> EXERCISE DETAILS: Each record that follows should be repeated exactly, minus any images.

> PROVIDED RECORDS:
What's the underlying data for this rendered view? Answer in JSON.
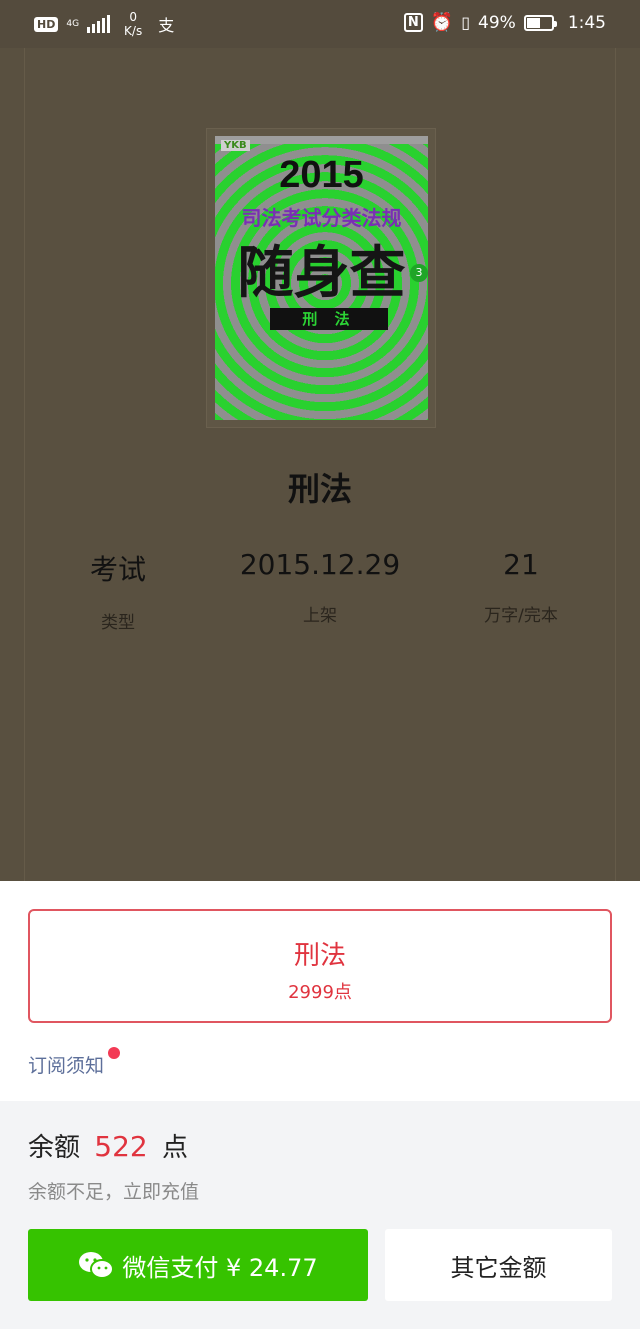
{
  "status_bar": {
    "hd": "HD",
    "network": "4G",
    "speed_value": "0",
    "speed_unit": "K/s",
    "alipay_glyph": "支",
    "nfc": "N",
    "battery_percent": "49%",
    "battery_level": 0.49,
    "time": "1:45"
  },
  "book": {
    "cover": {
      "logo": "YKB",
      "year": "2015",
      "subtitle": "司法考试分类法规",
      "big_title": "随身查",
      "band": "刑 法",
      "number": "3"
    },
    "title": "刑法",
    "meta": [
      {
        "value": "考试",
        "label": "类型"
      },
      {
        "value": "2015.12.29",
        "label": "上架"
      },
      {
        "value": "21",
        "label": "万字/完本"
      }
    ]
  },
  "purchase": {
    "item_name": "刑法",
    "item_price": "2999点",
    "notice_link": "订阅须知"
  },
  "payment": {
    "balance_label": "余额",
    "balance_amount": "522",
    "balance_unit": "点",
    "insufficient_text": "余额不足，立即充值",
    "wechat_button": "微信支付 ¥ 24.77",
    "other_button": "其它金额",
    "colors": {
      "accent_red": "#e0343f",
      "wechat_green": "#36c300"
    }
  }
}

> WORKED SOLUTION:
What's the underlying data for this rendered view? Answer in JSON.
{
  "status_bar": {
    "hd": "HD",
    "network": "4G",
    "speed_value": "0",
    "speed_unit": "K/s",
    "alipay_glyph": "支",
    "nfc": "N",
    "battery_percent": "49%",
    "battery_level": 0.49,
    "time": "1:45"
  },
  "book": {
    "cover": {
      "logo": "YKB",
      "year": "2015",
      "subtitle": "司法考试分类法规",
      "big_title": "随身查",
      "band": "刑 法",
      "number": "3"
    },
    "title": "刑法",
    "meta": [
      {
        "value": "考试",
        "label": "类型"
      },
      {
        "value": "2015.12.29",
        "label": "上架"
      },
      {
        "value": "21",
        "label": "万字/完本"
      }
    ]
  },
  "purchase": {
    "item_name": "刑法",
    "item_price": "2999点",
    "notice_link": "订阅须知"
  },
  "payment": {
    "balance_label": "余额",
    "balance_amount": "522",
    "balance_unit": "点",
    "insufficient_text": "余额不足，立即充值",
    "wechat_button": "微信支付 ¥ 24.77",
    "other_button": "其它金额",
    "colors": {
      "accent_red": "#e0343f",
      "wechat_green": "#36c300"
    }
  }
}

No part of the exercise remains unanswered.